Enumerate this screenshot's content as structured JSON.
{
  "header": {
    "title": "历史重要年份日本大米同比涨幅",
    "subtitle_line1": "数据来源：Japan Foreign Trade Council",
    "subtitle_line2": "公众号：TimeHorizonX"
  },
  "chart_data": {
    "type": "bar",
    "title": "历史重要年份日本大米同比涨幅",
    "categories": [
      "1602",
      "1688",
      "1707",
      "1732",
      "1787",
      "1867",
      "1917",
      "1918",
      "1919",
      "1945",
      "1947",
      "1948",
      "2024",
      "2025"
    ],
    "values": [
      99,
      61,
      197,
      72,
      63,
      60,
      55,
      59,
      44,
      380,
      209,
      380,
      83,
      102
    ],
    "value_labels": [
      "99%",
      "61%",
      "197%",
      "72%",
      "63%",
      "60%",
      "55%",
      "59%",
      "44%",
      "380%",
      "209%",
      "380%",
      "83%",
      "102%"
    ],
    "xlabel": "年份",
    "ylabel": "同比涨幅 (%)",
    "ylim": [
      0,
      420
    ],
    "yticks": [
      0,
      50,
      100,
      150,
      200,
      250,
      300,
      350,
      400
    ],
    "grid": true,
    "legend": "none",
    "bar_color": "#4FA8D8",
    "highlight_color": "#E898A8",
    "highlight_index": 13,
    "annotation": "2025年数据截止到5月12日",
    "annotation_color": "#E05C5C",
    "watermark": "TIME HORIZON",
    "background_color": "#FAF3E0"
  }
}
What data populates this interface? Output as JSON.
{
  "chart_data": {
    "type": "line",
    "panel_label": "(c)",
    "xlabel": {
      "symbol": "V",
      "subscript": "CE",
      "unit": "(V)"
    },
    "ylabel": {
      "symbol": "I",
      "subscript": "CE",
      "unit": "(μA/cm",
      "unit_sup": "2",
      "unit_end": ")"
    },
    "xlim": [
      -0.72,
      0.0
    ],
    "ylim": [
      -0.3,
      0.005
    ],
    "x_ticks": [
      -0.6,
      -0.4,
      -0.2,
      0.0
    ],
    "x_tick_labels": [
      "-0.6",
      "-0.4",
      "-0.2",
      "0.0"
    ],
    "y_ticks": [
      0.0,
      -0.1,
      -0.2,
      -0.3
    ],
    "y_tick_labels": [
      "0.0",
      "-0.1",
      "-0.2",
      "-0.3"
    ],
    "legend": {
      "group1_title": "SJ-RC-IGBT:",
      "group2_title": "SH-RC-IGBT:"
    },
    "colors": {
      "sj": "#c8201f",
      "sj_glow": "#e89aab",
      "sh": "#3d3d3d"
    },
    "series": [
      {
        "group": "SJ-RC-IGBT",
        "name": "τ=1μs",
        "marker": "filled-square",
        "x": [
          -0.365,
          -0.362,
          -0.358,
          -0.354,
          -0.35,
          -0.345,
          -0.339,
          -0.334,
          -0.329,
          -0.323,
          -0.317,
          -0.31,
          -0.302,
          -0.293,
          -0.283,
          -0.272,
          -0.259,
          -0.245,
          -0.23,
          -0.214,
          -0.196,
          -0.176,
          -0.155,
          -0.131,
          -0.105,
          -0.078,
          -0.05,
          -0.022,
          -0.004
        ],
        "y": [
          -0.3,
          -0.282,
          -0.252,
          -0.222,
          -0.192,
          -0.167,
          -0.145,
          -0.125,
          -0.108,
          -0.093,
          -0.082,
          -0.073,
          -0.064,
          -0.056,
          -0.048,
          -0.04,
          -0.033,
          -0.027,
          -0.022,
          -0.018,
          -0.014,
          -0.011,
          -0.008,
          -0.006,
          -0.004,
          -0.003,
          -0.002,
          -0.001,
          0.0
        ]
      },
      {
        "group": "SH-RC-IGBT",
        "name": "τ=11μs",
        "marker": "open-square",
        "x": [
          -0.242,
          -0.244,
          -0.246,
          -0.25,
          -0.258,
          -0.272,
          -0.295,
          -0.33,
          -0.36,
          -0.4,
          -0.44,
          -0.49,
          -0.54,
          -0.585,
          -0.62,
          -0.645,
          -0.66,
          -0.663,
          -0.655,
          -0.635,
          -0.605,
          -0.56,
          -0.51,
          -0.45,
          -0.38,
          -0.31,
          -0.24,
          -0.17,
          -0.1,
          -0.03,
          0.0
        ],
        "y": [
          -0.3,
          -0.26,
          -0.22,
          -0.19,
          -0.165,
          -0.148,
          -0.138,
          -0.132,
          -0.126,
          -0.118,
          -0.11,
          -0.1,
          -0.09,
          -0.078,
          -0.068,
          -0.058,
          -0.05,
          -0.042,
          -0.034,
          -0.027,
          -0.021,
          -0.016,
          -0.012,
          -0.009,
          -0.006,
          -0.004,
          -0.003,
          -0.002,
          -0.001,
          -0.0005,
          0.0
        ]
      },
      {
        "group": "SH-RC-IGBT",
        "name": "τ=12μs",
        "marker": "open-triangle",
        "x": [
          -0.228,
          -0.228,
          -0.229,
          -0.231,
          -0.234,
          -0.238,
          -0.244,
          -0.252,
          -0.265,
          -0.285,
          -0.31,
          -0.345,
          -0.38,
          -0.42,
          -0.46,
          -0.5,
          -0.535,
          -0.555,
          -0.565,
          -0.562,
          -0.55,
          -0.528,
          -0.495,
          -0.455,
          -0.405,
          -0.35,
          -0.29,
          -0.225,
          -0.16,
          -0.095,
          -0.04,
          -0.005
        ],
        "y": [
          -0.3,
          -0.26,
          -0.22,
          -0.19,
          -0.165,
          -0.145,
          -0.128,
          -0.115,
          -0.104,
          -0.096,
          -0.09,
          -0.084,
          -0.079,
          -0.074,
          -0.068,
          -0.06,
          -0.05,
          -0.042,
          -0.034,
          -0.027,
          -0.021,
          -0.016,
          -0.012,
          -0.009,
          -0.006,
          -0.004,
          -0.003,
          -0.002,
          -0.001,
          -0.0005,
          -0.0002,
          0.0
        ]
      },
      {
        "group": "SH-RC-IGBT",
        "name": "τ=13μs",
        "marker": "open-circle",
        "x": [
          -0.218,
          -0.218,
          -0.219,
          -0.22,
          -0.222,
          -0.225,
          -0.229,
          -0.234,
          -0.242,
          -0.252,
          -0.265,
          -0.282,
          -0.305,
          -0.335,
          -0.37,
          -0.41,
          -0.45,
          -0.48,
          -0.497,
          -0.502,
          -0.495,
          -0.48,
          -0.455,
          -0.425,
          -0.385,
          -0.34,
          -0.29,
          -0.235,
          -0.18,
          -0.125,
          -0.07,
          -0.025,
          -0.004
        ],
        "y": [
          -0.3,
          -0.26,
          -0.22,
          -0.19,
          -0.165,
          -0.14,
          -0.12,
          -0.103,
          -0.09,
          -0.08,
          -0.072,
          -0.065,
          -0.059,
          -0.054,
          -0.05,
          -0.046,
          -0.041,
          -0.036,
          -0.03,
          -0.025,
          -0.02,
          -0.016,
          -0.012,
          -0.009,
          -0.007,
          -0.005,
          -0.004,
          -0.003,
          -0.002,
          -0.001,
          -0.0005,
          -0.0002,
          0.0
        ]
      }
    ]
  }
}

────────

▸ To be done
Reproduce the records in full, exactly as written.

▸ Expected answer
Enumerate this screenshot's content as structured JSON.
{
  "header": {
    "title": "历史重要年份日本大米同比涨幅",
    "subtitle_line1": "数据来源：Japan Foreign Trade Council",
    "subtitle_line2": "公众号：TimeHorizonX"
  },
  "chart_data": {
    "type": "bar",
    "title": "历史重要年份日本大米同比涨幅",
    "categories": [
      "1602",
      "1688",
      "1707",
      "1732",
      "1787",
      "1867",
      "1917",
      "1918",
      "1919",
      "1945",
      "1947",
      "1948",
      "2024",
      "2025"
    ],
    "values": [
      99,
      61,
      197,
      72,
      63,
      60,
      55,
      59,
      44,
      380,
      209,
      380,
      83,
      102
    ],
    "value_labels": [
      "99%",
      "61%",
      "197%",
      "72%",
      "63%",
      "60%",
      "55%",
      "59%",
      "44%",
      "380%",
      "209%",
      "380%",
      "83%",
      "102%"
    ],
    "xlabel": "年份",
    "ylabel": "同比涨幅 (%)",
    "ylim": [
      0,
      420
    ],
    "yticks": [
      0,
      50,
      100,
      150,
      200,
      250,
      300,
      350,
      400
    ],
    "grid": true,
    "legend": "none",
    "bar_color": "#4FA8D8",
    "highlight_color": "#E898A8",
    "highlight_index": 13,
    "annotation": "2025年数据截止到5月12日",
    "annotation_color": "#E05C5C",
    "watermark": "TIME HORIZON",
    "background_color": "#FAF3E0"
  }
}
What data populates this interface? Output as JSON.
{
  "chart_data": {
    "type": "line",
    "panel_label": "(c)",
    "xlabel": {
      "symbol": "V",
      "subscript": "CE",
      "unit": "(V)"
    },
    "ylabel": {
      "symbol": "I",
      "subscript": "CE",
      "unit": "(μA/cm",
      "unit_sup": "2",
      "unit_end": ")"
    },
    "xlim": [
      -0.72,
      0.0
    ],
    "ylim": [
      -0.3,
      0.005
    ],
    "x_ticks": [
      -0.6,
      -0.4,
      -0.2,
      0.0
    ],
    "x_tick_labels": [
      "-0.6",
      "-0.4",
      "-0.2",
      "0.0"
    ],
    "y_ticks": [
      0.0,
      -0.1,
      -0.2,
      -0.3
    ],
    "y_tick_labels": [
      "0.0",
      "-0.1",
      "-0.2",
      "-0.3"
    ],
    "legend": {
      "group1_title": "SJ-RC-IGBT:",
      "group2_title": "SH-RC-IGBT:"
    },
    "colors": {
      "sj": "#c8201f",
      "sj_glow": "#e89aab",
      "sh": "#3d3d3d"
    },
    "series": [
      {
        "group": "SJ-RC-IGBT",
        "name": "τ=1μs",
        "marker": "filled-square",
        "x": [
          -0.365,
          -0.362,
          -0.358,
          -0.354,
          -0.35,
          -0.345,
          -0.339,
          -0.334,
          -0.329,
          -0.323,
          -0.317,
          -0.31,
          -0.302,
          -0.293,
          -0.283,
          -0.272,
          -0.259,
          -0.245,
          -0.23,
          -0.214,
          -0.196,
          -0.176,
          -0.155,
          -0.131,
          -0.105,
          -0.078,
          -0.05,
          -0.022,
          -0.004
        ],
        "y": [
          -0.3,
          -0.282,
          -0.252,
          -0.222,
          -0.192,
          -0.167,
          -0.145,
          -0.125,
          -0.108,
          -0.093,
          -0.082,
          -0.073,
          -0.064,
          -0.056,
          -0.048,
          -0.04,
          -0.033,
          -0.027,
          -0.022,
          -0.018,
          -0.014,
          -0.011,
          -0.008,
          -0.006,
          -0.004,
          -0.003,
          -0.002,
          -0.001,
          0.0
        ]
      },
      {
        "group": "SH-RC-IGBT",
        "name": "τ=11μs",
        "marker": "open-square",
        "x": [
          -0.242,
          -0.244,
          -0.246,
          -0.25,
          -0.258,
          -0.272,
          -0.295,
          -0.33,
          -0.36,
          -0.4,
          -0.44,
          -0.49,
          -0.54,
          -0.585,
          -0.62,
          -0.645,
          -0.66,
          -0.663,
          -0.655,
          -0.635,
          -0.605,
          -0.56,
          -0.51,
          -0.45,
          -0.38,
          -0.31,
          -0.24,
          -0.17,
          -0.1,
          -0.03,
          0.0
        ],
        "y": [
          -0.3,
          -0.26,
          -0.22,
          -0.19,
          -0.165,
          -0.148,
          -0.138,
          -0.132,
          -0.126,
          -0.118,
          -0.11,
          -0.1,
          -0.09,
          -0.078,
          -0.068,
          -0.058,
          -0.05,
          -0.042,
          -0.034,
          -0.027,
          -0.021,
          -0.016,
          -0.012,
          -0.009,
          -0.006,
          -0.004,
          -0.003,
          -0.002,
          -0.001,
          -0.0005,
          0.0
        ]
      },
      {
        "group": "SH-RC-IGBT",
        "name": "τ=12μs",
        "marker": "open-triangle",
        "x": [
          -0.228,
          -0.228,
          -0.229,
          -0.231,
          -0.234,
          -0.238,
          -0.244,
          -0.252,
          -0.265,
          -0.285,
          -0.31,
          -0.345,
          -0.38,
          -0.42,
          -0.46,
          -0.5,
          -0.535,
          -0.555,
          -0.565,
          -0.562,
          -0.55,
          -0.528,
          -0.495,
          -0.455,
          -0.405,
          -0.35,
          -0.29,
          -0.225,
          -0.16,
          -0.095,
          -0.04,
          -0.005
        ],
        "y": [
          -0.3,
          -0.26,
          -0.22,
          -0.19,
          -0.165,
          -0.145,
          -0.128,
          -0.115,
          -0.104,
          -0.096,
          -0.09,
          -0.084,
          -0.079,
          -0.074,
          -0.068,
          -0.06,
          -0.05,
          -0.042,
          -0.034,
          -0.027,
          -0.021,
          -0.016,
          -0.012,
          -0.009,
          -0.006,
          -0.004,
          -0.003,
          -0.002,
          -0.001,
          -0.0005,
          -0.0002,
          0.0
        ]
      },
      {
        "group": "SH-RC-IGBT",
        "name": "τ=13μs",
        "marker": "open-circle",
        "x": [
          -0.218,
          -0.218,
          -0.219,
          -0.22,
          -0.222,
          -0.225,
          -0.229,
          -0.234,
          -0.242,
          -0.252,
          -0.265,
          -0.282,
          -0.305,
          -0.335,
          -0.37,
          -0.41,
          -0.45,
          -0.48,
          -0.497,
          -0.502,
          -0.495,
          -0.48,
          -0.455,
          -0.425,
          -0.385,
          -0.34,
          -0.29,
          -0.235,
          -0.18,
          -0.125,
          -0.07,
          -0.025,
          -0.004
        ],
        "y": [
          -0.3,
          -0.26,
          -0.22,
          -0.19,
          -0.165,
          -0.14,
          -0.12,
          -0.103,
          -0.09,
          -0.08,
          -0.072,
          -0.065,
          -0.059,
          -0.054,
          -0.05,
          -0.046,
          -0.041,
          -0.036,
          -0.03,
          -0.025,
          -0.02,
          -0.016,
          -0.012,
          -0.009,
          -0.007,
          -0.005,
          -0.004,
          -0.003,
          -0.002,
          -0.001,
          -0.0005,
          -0.0002,
          0.0
        ]
      }
    ]
  }
}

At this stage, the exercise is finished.